Records from a collection of figures
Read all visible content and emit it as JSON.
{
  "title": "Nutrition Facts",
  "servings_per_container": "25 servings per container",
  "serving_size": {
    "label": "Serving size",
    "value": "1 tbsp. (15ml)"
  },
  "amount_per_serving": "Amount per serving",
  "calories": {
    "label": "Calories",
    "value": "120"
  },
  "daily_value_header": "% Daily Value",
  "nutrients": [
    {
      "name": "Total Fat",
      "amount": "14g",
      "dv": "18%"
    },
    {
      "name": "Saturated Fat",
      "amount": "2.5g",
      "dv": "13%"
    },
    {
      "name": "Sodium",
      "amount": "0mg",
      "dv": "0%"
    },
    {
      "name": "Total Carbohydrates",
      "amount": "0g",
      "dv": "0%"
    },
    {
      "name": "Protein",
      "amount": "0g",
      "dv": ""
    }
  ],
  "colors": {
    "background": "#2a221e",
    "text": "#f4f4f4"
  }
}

[WORK TO COMPLETE]: None of the lines above may be skipped. Transcribe each one exactly.

[SOLUTION]:
Read all visible content and emit it as JSON.
{
  "title": "Nutrition Facts",
  "servings_per_container": "25 servings per container",
  "serving_size": {
    "label": "Serving size",
    "value": "1 tbsp. (15ml)"
  },
  "amount_per_serving": "Amount per serving",
  "calories": {
    "label": "Calories",
    "value": "120"
  },
  "daily_value_header": "% Daily Value",
  "nutrients": [
    {
      "name": "Total Fat",
      "amount": "14g",
      "dv": "18%"
    },
    {
      "name": "Saturated Fat",
      "amount": "2.5g",
      "dv": "13%"
    },
    {
      "name": "Sodium",
      "amount": "0mg",
      "dv": "0%"
    },
    {
      "name": "Total Carbohydrates",
      "amount": "0g",
      "dv": "0%"
    },
    {
      "name": "Protein",
      "amount": "0g",
      "dv": ""
    }
  ],
  "colors": {
    "background": "#2a221e",
    "text": "#f4f4f4"
  }
}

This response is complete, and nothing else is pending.